## WHAT THIS TASK INVOLVES
Would you write out the entries below, every one of them, exactly?

(Stored entries)
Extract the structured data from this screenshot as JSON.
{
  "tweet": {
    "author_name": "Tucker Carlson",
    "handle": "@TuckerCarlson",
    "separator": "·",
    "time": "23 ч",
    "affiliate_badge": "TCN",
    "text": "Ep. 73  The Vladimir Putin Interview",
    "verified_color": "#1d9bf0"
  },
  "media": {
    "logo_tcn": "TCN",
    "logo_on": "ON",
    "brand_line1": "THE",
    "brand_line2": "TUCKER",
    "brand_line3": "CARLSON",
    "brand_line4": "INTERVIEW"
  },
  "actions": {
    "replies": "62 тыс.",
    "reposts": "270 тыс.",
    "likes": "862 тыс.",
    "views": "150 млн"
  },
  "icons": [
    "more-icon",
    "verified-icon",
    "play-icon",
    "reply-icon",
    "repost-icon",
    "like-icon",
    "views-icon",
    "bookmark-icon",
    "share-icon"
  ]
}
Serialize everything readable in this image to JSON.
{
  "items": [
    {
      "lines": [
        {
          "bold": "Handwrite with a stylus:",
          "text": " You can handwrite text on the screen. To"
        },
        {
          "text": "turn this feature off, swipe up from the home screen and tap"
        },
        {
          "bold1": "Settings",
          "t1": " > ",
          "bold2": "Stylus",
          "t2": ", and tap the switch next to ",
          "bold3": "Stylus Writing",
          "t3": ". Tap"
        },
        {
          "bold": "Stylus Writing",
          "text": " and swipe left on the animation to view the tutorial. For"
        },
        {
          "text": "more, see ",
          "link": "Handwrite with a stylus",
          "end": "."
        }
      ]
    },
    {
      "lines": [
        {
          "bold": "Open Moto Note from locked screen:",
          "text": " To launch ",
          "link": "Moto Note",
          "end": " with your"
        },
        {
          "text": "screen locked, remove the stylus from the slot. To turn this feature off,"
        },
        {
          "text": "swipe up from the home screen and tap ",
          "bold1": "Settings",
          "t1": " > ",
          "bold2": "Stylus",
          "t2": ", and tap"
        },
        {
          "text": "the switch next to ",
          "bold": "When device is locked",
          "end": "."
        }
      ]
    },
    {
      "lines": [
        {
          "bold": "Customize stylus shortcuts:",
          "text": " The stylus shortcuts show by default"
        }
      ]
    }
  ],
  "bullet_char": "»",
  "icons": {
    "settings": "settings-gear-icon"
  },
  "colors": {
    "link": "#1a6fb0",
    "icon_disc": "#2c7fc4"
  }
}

## CORRECT RESULT
Extract the structured data from this screenshot as JSON.
{
  "tweet": {
    "author_name": "Tucker Carlson",
    "handle": "@TuckerCarlson",
    "separator": "·",
    "time": "23 ч",
    "affiliate_badge": "TCN",
    "text": "Ep. 73  The Vladimir Putin Interview",
    "verified_color": "#1d9bf0"
  },
  "media": {
    "logo_tcn": "TCN",
    "logo_on": "ON",
    "brand_line1": "THE",
    "brand_line2": "TUCKER",
    "brand_line3": "CARLSON",
    "brand_line4": "INTERVIEW"
  },
  "actions": {
    "replies": "62 тыс.",
    "reposts": "270 тыс.",
    "likes": "862 тыс.",
    "views": "150 млн"
  },
  "icons": [
    "more-icon",
    "verified-icon",
    "play-icon",
    "reply-icon",
    "repost-icon",
    "like-icon",
    "views-icon",
    "bookmark-icon",
    "share-icon"
  ]
}
Serialize everything readable in this image to JSON.
{
  "items": [
    {
      "lines": [
        {
          "bold": "Handwrite with a stylus:",
          "text": " You can handwrite text on the screen. To"
        },
        {
          "text": "turn this feature off, swipe up from the home screen and tap"
        },
        {
          "bold1": "Settings",
          "t1": " > ",
          "bold2": "Stylus",
          "t2": ", and tap the switch next to ",
          "bold3": "Stylus Writing",
          "t3": ". Tap"
        },
        {
          "bold": "Stylus Writing",
          "text": " and swipe left on the animation to view the tutorial. For"
        },
        {
          "text": "more, see ",
          "link": "Handwrite with a stylus",
          "end": "."
        }
      ]
    },
    {
      "lines": [
        {
          "bold": "Open Moto Note from locked screen:",
          "text": " To launch ",
          "link": "Moto Note",
          "end": " with your"
        },
        {
          "text": "screen locked, remove the stylus from the slot. To turn this feature off,"
        },
        {
          "text": "swipe up from the home screen and tap ",
          "bold1": "Settings",
          "t1": " > ",
          "bold2": "Stylus",
          "t2": ", and tap"
        },
        {
          "text": "the switch next to ",
          "bold": "When device is locked",
          "end": "."
        }
      ]
    },
    {
      "lines": [
        {
          "bold": "Customize stylus shortcuts:",
          "text": " The stylus shortcuts show by default"
        }
      ]
    }
  ],
  "bullet_char": "»",
  "icons": {
    "settings": "settings-gear-icon"
  },
  "colors": {
    "link": "#1a6fb0",
    "icon_disc": "#2c7fc4"
  }
}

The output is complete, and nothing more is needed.